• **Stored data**
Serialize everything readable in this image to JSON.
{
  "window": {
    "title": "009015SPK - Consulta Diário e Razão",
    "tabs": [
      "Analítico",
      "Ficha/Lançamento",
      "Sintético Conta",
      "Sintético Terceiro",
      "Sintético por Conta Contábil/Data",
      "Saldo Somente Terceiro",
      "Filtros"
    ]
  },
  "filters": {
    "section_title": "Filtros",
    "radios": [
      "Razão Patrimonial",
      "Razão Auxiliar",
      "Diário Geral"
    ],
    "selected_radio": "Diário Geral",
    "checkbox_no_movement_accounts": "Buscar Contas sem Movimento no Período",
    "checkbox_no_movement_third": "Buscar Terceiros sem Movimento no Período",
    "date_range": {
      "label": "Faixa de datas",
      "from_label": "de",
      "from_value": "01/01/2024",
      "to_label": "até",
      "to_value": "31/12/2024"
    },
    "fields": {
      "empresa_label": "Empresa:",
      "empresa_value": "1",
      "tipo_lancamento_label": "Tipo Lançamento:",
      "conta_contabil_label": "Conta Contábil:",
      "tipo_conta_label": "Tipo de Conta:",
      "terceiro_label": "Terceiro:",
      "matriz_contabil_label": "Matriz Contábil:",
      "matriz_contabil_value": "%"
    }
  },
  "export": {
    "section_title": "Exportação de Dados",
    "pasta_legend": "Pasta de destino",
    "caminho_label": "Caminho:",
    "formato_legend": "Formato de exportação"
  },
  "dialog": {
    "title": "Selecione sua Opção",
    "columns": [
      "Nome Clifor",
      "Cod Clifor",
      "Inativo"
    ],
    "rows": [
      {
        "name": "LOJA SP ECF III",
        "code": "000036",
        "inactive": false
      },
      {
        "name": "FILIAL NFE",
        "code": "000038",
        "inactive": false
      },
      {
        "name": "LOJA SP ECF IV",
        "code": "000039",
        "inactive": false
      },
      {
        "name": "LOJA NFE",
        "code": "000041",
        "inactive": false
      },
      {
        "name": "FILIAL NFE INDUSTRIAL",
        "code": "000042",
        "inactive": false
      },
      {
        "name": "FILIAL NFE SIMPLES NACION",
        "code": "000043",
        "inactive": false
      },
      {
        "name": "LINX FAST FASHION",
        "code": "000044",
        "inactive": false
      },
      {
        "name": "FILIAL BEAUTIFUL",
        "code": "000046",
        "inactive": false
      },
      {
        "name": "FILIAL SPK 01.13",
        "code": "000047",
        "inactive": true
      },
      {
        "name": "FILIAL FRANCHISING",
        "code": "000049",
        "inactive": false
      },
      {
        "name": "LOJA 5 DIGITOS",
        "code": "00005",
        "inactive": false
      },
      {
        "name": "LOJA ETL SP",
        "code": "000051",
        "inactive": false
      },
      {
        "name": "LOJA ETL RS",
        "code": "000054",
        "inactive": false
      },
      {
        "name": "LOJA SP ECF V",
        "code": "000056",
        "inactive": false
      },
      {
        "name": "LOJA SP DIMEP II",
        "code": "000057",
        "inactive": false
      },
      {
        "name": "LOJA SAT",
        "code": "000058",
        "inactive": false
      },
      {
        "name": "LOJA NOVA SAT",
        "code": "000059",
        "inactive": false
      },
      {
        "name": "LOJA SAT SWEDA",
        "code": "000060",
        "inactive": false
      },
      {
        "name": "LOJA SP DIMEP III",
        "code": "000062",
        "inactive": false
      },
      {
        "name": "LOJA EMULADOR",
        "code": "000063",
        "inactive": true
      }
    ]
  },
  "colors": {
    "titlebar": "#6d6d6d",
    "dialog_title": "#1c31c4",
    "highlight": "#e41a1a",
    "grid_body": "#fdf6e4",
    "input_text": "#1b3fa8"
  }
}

• **Written instruction**
Write the data back out verbatim.

• **Solved problem**
Serialize everything readable in this image to JSON.
{
  "window": {
    "title": "009015SPK - Consulta Diário e Razão",
    "tabs": [
      "Analítico",
      "Ficha/Lançamento",
      "Sintético Conta",
      "Sintético Terceiro",
      "Sintético por Conta Contábil/Data",
      "Saldo Somente Terceiro",
      "Filtros"
    ]
  },
  "filters": {
    "section_title": "Filtros",
    "radios": [
      "Razão Patrimonial",
      "Razão Auxiliar",
      "Diário Geral"
    ],
    "selected_radio": "Diário Geral",
    "checkbox_no_movement_accounts": "Buscar Contas sem Movimento no Período",
    "checkbox_no_movement_third": "Buscar Terceiros sem Movimento no Período",
    "date_range": {
      "label": "Faixa de datas",
      "from_label": "de",
      "from_value": "01/01/2024",
      "to_label": "até",
      "to_value": "31/12/2024"
    },
    "fields": {
      "empresa_label": "Empresa:",
      "empresa_value": "1",
      "tipo_lancamento_label": "Tipo Lançamento:",
      "conta_contabil_label": "Conta Contábil:",
      "tipo_conta_label": "Tipo de Conta:",
      "terceiro_label": "Terceiro:",
      "matriz_contabil_label": "Matriz Contábil:",
      "matriz_contabil_value": "%"
    }
  },
  "export": {
    "section_title": "Exportação de Dados",
    "pasta_legend": "Pasta de destino",
    "caminho_label": "Caminho:",
    "formato_legend": "Formato de exportação"
  },
  "dialog": {
    "title": "Selecione sua Opção",
    "columns": [
      "Nome Clifor",
      "Cod Clifor",
      "Inativo"
    ],
    "rows": [
      {
        "name": "LOJA SP ECF III",
        "code": "000036",
        "inactive": false
      },
      {
        "name": "FILIAL NFE",
        "code": "000038",
        "inactive": false
      },
      {
        "name": "LOJA SP ECF IV",
        "code": "000039",
        "inactive": false
      },
      {
        "name": "LOJA NFE",
        "code": "000041",
        "inactive": false
      },
      {
        "name": "FILIAL NFE INDUSTRIAL",
        "code": "000042",
        "inactive": false
      },
      {
        "name": "FILIAL NFE SIMPLES NACION",
        "code": "000043",
        "inactive": false
      },
      {
        "name": "LINX FAST FASHION",
        "code": "000044",
        "inactive": false
      },
      {
        "name": "FILIAL BEAUTIFUL",
        "code": "000046",
        "inactive": false
      },
      {
        "name": "FILIAL SPK 01.13",
        "code": "000047",
        "inactive": true
      },
      {
        "name": "FILIAL FRANCHISING",
        "code": "000049",
        "inactive": false
      },
      {
        "name": "LOJA 5 DIGITOS",
        "code": "00005",
        "inactive": false
      },
      {
        "name": "LOJA ETL SP",
        "code": "000051",
        "inactive": false
      },
      {
        "name": "LOJA ETL RS",
        "code": "000054",
        "inactive": false
      },
      {
        "name": "LOJA SP ECF V",
        "code": "000056",
        "inactive": false
      },
      {
        "name": "LOJA SP DIMEP II",
        "code": "000057",
        "inactive": false
      },
      {
        "name": "LOJA SAT",
        "code": "000058",
        "inactive": false
      },
      {
        "name": "LOJA NOVA SAT",
        "code": "000059",
        "inactive": false
      },
      {
        "name": "LOJA SAT SWEDA",
        "code": "000060",
        "inactive": false
      },
      {
        "name": "LOJA SP DIMEP III",
        "code": "000062",
        "inactive": false
      },
      {
        "name": "LOJA EMULADOR",
        "code": "000063",
        "inactive": true
      }
    ]
  },
  "colors": {
    "titlebar": "#6d6d6d",
    "dialog_title": "#1c31c4",
    "highlight": "#e41a1a",
    "grid_body": "#fdf6e4",
    "input_text": "#1b3fa8"
  }
}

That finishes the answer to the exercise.